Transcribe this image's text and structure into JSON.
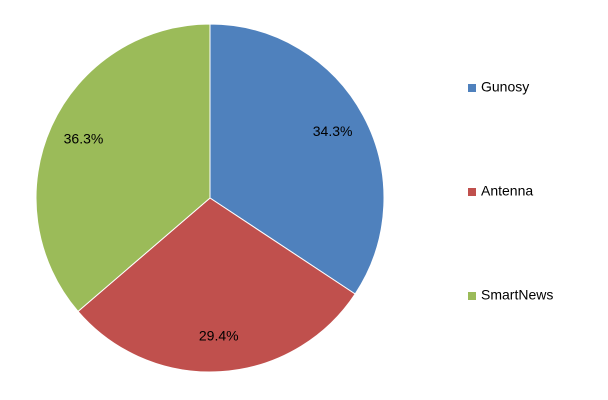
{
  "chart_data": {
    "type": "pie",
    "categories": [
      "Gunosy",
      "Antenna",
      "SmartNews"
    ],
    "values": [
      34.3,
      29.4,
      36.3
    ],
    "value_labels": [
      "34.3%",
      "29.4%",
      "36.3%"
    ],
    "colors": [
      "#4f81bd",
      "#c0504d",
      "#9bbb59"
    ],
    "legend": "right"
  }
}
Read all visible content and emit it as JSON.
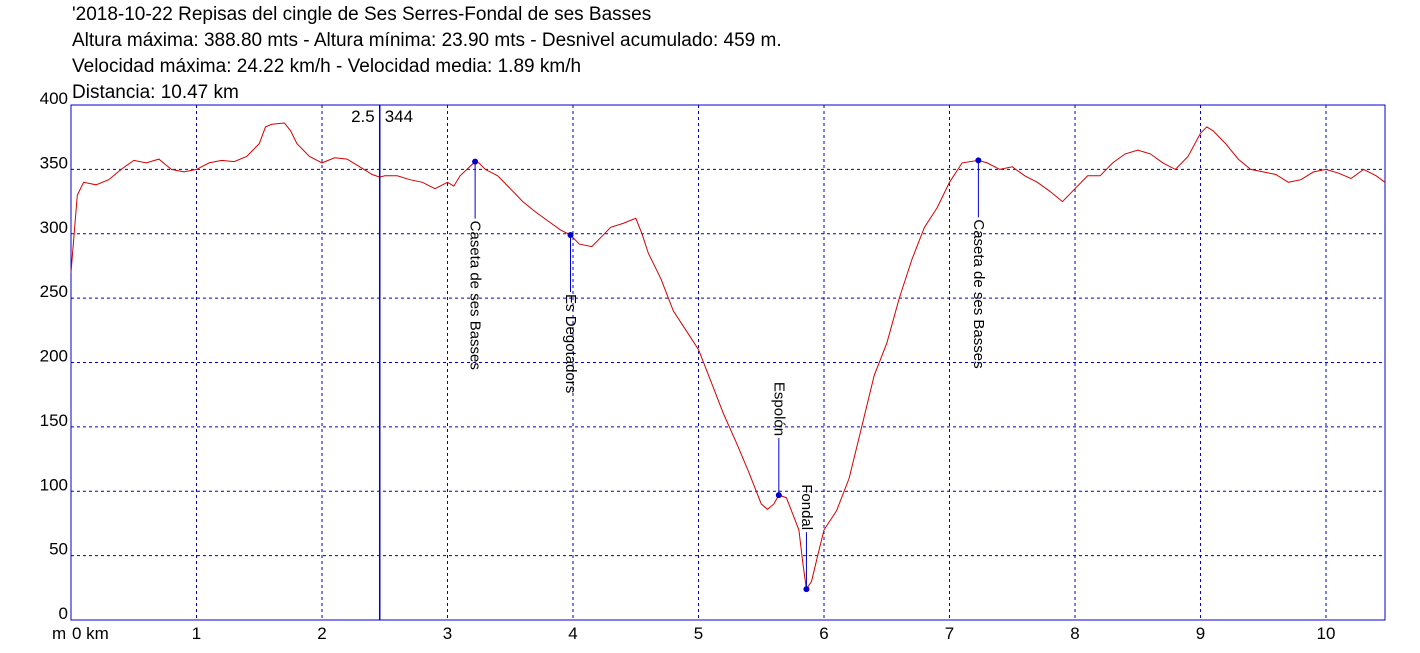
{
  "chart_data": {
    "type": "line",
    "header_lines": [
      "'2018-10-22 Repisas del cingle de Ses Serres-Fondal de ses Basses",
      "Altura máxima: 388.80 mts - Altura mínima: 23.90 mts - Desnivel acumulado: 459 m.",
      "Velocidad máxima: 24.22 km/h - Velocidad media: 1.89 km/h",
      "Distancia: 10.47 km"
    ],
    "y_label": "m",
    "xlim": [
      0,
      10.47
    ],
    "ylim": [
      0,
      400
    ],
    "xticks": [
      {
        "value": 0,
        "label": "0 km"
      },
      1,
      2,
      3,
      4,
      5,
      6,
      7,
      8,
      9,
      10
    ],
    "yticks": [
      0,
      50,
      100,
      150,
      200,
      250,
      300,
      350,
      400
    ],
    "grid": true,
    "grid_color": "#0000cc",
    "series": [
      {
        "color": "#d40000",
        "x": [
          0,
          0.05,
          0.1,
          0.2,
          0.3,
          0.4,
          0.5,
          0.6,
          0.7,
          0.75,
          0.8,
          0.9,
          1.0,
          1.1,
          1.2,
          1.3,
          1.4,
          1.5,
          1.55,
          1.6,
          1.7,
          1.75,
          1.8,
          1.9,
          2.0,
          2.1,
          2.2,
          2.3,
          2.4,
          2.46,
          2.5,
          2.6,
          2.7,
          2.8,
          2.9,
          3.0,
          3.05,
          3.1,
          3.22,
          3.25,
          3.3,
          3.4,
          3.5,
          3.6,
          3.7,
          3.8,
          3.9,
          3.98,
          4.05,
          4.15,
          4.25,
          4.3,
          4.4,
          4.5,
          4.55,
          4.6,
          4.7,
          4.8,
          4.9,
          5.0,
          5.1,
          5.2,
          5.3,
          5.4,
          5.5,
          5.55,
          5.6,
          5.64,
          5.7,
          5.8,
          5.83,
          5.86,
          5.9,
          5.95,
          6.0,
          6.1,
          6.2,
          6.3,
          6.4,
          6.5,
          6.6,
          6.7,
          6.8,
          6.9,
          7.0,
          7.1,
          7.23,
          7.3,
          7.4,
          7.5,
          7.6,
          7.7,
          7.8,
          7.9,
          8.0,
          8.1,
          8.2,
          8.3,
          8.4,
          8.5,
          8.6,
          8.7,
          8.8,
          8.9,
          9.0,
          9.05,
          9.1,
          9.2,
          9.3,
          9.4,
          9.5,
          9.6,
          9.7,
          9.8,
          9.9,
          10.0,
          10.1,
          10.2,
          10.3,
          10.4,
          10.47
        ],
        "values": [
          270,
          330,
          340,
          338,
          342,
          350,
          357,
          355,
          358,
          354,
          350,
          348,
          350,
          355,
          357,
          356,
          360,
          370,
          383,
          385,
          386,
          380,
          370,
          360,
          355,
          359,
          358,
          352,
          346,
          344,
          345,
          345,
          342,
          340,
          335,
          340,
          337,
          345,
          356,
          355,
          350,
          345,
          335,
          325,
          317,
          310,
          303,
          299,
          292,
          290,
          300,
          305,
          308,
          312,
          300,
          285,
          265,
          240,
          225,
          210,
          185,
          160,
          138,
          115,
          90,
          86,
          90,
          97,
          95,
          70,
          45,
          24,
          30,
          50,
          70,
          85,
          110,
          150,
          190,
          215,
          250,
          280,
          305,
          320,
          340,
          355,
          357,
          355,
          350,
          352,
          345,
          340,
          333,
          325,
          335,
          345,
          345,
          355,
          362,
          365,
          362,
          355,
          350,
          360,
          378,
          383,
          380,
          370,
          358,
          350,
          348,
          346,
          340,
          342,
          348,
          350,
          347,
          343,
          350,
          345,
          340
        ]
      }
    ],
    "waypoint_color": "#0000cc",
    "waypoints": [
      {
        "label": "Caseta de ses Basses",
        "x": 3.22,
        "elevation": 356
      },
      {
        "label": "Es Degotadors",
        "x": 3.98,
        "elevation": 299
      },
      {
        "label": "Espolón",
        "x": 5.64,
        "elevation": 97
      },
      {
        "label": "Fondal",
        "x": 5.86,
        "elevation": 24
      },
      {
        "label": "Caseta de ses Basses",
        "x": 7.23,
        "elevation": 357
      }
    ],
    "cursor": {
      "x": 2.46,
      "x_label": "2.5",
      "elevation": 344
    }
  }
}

The task: Reproduce the material above verbatim; omit every picture.

Response for this exercise:
Transcribe this image's text and structure into JSON.
{
  "chart_data": {
    "type": "pie",
    "categories": [
      "Gunosy",
      "Antenna",
      "SmartNews"
    ],
    "values": [
      34.3,
      29.4,
      36.3
    ],
    "value_labels": [
      "34.3%",
      "29.4%",
      "36.3%"
    ],
    "colors": [
      "#4f81bd",
      "#c0504d",
      "#9bbb59"
    ],
    "legend": "right"
  }
}
Read all visible content and emit it as JSON.
{
  "chart_data": {
    "type": "line",
    "header_lines": [
      "'2018-10-22 Repisas del cingle de Ses Serres-Fondal de ses Basses",
      "Altura máxima: 388.80 mts - Altura mínima: 23.90 mts - Desnivel acumulado: 459 m.",
      "Velocidad máxima: 24.22 km/h - Velocidad media: 1.89 km/h",
      "Distancia: 10.47 km"
    ],
    "y_label": "m",
    "xlim": [
      0,
      10.47
    ],
    "ylim": [
      0,
      400
    ],
    "xticks": [
      {
        "value": 0,
        "label": "0 km"
      },
      1,
      2,
      3,
      4,
      5,
      6,
      7,
      8,
      9,
      10
    ],
    "yticks": [
      0,
      50,
      100,
      150,
      200,
      250,
      300,
      350,
      400
    ],
    "grid": true,
    "grid_color": "#0000cc",
    "series": [
      {
        "color": "#d40000",
        "x": [
          0,
          0.05,
          0.1,
          0.2,
          0.3,
          0.4,
          0.5,
          0.6,
          0.7,
          0.75,
          0.8,
          0.9,
          1.0,
          1.1,
          1.2,
          1.3,
          1.4,
          1.5,
          1.55,
          1.6,
          1.7,
          1.75,
          1.8,
          1.9,
          2.0,
          2.1,
          2.2,
          2.3,
          2.4,
          2.46,
          2.5,
          2.6,
          2.7,
          2.8,
          2.9,
          3.0,
          3.05,
          3.1,
          3.22,
          3.25,
          3.3,
          3.4,
          3.5,
          3.6,
          3.7,
          3.8,
          3.9,
          3.98,
          4.05,
          4.15,
          4.25,
          4.3,
          4.4,
          4.5,
          4.55,
          4.6,
          4.7,
          4.8,
          4.9,
          5.0,
          5.1,
          5.2,
          5.3,
          5.4,
          5.5,
          5.55,
          5.6,
          5.64,
          5.7,
          5.8,
          5.83,
          5.86,
          5.9,
          5.95,
          6.0,
          6.1,
          6.2,
          6.3,
          6.4,
          6.5,
          6.6,
          6.7,
          6.8,
          6.9,
          7.0,
          7.1,
          7.23,
          7.3,
          7.4,
          7.5,
          7.6,
          7.7,
          7.8,
          7.9,
          8.0,
          8.1,
          8.2,
          8.3,
          8.4,
          8.5,
          8.6,
          8.7,
          8.8,
          8.9,
          9.0,
          9.05,
          9.1,
          9.2,
          9.3,
          9.4,
          9.5,
          9.6,
          9.7,
          9.8,
          9.9,
          10.0,
          10.1,
          10.2,
          10.3,
          10.4,
          10.47
        ],
        "values": [
          270,
          330,
          340,
          338,
          342,
          350,
          357,
          355,
          358,
          354,
          350,
          348,
          350,
          355,
          357,
          356,
          360,
          370,
          383,
          385,
          386,
          380,
          370,
          360,
          355,
          359,
          358,
          352,
          346,
          344,
          345,
          345,
          342,
          340,
          335,
          340,
          337,
          345,
          356,
          355,
          350,
          345,
          335,
          325,
          317,
          310,
          303,
          299,
          292,
          290,
          300,
          305,
          308,
          312,
          300,
          285,
          265,
          240,
          225,
          210,
          185,
          160,
          138,
          115,
          90,
          86,
          90,
          97,
          95,
          70,
          45,
          24,
          30,
          50,
          70,
          85,
          110,
          150,
          190,
          215,
          250,
          280,
          305,
          320,
          340,
          355,
          357,
          355,
          350,
          352,
          345,
          340,
          333,
          325,
          335,
          345,
          345,
          355,
          362,
          365,
          362,
          355,
          350,
          360,
          378,
          383,
          380,
          370,
          358,
          350,
          348,
          346,
          340,
          342,
          348,
          350,
          347,
          343,
          350,
          345,
          340
        ]
      }
    ],
    "waypoint_color": "#0000cc",
    "waypoints": [
      {
        "label": "Caseta de ses Basses",
        "x": 3.22,
        "elevation": 356
      },
      {
        "label": "Es Degotadors",
        "x": 3.98,
        "elevation": 299
      },
      {
        "label": "Espolón",
        "x": 5.64,
        "elevation": 97
      },
      {
        "label": "Fondal",
        "x": 5.86,
        "elevation": 24
      },
      {
        "label": "Caseta de ses Basses",
        "x": 7.23,
        "elevation": 357
      }
    ],
    "cursor": {
      "x": 2.46,
      "x_label": "2.5",
      "elevation": 344
    }
  }
}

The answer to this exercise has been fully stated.